> **What is expected**
Report how many lines include the word "Directory", and nothing besides that number.

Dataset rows
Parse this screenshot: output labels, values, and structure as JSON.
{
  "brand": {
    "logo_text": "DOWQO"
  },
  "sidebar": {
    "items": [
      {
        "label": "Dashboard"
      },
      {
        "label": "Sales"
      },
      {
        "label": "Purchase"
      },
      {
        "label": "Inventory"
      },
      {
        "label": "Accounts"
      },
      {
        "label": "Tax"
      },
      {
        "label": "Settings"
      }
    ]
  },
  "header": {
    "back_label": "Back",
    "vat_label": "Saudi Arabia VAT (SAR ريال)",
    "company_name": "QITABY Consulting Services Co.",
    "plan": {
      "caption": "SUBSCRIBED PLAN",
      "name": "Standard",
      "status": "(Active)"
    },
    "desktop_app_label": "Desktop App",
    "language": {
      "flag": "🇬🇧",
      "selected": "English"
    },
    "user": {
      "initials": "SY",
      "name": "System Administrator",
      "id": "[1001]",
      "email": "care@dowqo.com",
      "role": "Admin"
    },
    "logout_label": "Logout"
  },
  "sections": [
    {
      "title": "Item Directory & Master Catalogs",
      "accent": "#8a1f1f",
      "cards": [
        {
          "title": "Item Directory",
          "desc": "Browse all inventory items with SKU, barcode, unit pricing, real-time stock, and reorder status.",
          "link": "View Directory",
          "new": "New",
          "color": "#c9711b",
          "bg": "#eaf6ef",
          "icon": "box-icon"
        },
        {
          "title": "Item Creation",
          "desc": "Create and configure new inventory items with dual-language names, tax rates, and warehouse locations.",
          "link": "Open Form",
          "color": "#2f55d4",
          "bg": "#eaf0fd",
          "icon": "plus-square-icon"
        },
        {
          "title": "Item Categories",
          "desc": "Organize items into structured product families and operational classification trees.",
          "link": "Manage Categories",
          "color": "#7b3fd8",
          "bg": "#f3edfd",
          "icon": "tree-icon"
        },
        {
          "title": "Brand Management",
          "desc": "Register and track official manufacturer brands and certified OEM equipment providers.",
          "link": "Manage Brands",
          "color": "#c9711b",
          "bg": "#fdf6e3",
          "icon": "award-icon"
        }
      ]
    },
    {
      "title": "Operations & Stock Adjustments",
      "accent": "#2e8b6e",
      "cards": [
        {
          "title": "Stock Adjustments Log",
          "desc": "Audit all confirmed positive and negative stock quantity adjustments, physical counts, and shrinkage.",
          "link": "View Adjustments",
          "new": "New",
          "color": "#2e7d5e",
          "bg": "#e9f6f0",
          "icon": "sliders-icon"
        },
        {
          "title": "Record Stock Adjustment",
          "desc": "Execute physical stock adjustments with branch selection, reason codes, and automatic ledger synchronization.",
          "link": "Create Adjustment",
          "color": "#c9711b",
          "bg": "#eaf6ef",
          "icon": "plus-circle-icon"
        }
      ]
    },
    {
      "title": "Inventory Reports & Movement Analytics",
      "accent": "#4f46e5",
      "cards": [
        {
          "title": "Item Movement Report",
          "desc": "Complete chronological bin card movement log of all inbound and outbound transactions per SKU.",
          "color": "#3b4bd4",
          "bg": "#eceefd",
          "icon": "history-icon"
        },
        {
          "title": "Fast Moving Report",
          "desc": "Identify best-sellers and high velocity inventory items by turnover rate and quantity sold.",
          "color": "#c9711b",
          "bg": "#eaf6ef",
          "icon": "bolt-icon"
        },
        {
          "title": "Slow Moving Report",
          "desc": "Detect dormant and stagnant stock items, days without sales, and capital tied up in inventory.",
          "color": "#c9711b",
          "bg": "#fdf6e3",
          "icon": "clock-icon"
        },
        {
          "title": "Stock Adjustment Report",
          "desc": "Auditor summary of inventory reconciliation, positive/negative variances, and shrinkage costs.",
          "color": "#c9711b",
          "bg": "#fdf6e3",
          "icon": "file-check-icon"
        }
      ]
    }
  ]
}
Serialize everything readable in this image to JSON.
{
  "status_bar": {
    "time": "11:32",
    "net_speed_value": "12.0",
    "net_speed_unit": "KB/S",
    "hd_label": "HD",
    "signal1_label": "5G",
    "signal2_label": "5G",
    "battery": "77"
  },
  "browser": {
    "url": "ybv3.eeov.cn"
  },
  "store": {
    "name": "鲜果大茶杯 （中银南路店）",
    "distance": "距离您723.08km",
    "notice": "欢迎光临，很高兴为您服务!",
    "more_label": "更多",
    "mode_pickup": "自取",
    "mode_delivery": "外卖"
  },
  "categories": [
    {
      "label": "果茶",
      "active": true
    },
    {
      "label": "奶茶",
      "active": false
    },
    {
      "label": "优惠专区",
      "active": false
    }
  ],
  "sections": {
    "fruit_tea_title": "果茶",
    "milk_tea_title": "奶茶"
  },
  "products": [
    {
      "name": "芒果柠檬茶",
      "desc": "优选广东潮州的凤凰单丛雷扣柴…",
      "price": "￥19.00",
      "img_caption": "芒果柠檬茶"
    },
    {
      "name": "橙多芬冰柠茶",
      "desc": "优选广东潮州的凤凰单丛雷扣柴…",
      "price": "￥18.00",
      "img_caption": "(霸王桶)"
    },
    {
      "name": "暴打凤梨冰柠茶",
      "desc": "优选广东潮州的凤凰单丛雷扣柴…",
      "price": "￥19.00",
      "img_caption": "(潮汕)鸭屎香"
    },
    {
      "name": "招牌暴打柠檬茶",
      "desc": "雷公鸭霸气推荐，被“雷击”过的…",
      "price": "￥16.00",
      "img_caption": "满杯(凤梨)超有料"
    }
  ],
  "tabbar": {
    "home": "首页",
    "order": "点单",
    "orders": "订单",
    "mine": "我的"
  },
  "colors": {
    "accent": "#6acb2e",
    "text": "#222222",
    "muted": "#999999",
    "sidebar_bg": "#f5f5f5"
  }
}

> **Result**
3